(What is expected): Return only those lines of the listing in which "title" appears.
____
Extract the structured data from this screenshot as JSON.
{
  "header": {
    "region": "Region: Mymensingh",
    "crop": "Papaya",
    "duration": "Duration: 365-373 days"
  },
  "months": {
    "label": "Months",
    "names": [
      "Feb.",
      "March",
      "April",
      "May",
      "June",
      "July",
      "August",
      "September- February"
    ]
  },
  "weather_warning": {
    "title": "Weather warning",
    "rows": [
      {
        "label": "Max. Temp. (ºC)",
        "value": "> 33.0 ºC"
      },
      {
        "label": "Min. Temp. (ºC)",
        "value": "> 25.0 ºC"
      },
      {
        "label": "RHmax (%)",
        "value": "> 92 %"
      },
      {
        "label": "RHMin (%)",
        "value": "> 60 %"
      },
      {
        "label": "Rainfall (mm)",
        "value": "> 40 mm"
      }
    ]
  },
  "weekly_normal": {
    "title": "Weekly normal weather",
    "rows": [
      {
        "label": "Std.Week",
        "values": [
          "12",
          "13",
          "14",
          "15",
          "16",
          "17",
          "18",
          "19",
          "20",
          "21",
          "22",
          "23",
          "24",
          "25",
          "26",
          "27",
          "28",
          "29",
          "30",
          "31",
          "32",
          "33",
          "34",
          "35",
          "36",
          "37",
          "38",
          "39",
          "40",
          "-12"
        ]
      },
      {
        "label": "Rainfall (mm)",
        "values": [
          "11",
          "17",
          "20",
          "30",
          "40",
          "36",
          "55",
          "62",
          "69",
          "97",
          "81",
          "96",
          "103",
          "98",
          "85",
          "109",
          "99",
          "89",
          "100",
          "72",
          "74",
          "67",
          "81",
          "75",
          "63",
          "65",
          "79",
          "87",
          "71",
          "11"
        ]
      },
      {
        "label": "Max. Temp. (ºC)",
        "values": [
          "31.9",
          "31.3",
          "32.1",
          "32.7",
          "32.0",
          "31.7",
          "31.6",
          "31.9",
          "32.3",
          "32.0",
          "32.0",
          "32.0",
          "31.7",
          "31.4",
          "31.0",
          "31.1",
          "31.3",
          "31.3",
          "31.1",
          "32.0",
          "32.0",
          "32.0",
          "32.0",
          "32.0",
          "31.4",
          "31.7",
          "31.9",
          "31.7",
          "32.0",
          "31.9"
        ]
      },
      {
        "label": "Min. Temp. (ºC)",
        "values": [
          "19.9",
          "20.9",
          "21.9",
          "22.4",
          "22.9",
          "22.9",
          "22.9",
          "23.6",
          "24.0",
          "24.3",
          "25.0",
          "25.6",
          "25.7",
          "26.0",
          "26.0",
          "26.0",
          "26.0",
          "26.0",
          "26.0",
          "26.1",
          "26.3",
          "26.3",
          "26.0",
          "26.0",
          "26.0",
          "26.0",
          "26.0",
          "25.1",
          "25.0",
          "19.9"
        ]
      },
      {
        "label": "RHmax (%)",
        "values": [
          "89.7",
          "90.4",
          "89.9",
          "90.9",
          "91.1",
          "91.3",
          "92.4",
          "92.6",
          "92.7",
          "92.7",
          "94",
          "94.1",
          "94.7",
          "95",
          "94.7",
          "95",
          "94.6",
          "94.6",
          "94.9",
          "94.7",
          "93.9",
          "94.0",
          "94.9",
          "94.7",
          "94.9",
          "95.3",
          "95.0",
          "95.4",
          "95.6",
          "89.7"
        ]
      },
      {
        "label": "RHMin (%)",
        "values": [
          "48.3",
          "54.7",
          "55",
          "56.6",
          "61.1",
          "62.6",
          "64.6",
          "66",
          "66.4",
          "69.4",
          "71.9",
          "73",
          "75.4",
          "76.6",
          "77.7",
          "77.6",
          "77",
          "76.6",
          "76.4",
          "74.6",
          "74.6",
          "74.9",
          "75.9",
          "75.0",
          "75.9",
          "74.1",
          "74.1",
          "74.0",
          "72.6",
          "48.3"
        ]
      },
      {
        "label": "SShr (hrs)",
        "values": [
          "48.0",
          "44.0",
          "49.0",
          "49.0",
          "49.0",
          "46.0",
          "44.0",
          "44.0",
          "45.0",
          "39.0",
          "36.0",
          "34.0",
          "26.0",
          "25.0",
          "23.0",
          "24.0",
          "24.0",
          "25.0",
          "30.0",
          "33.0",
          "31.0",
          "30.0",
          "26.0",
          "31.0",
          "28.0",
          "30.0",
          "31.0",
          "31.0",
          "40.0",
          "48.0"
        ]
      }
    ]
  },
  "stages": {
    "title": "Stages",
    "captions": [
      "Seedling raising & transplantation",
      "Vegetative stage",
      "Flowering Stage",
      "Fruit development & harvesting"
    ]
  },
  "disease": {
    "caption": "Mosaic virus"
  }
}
____
(Finished task):
    "title": "Weather warning",
    "title": "Weekly normal weather",
    "title": "Stages",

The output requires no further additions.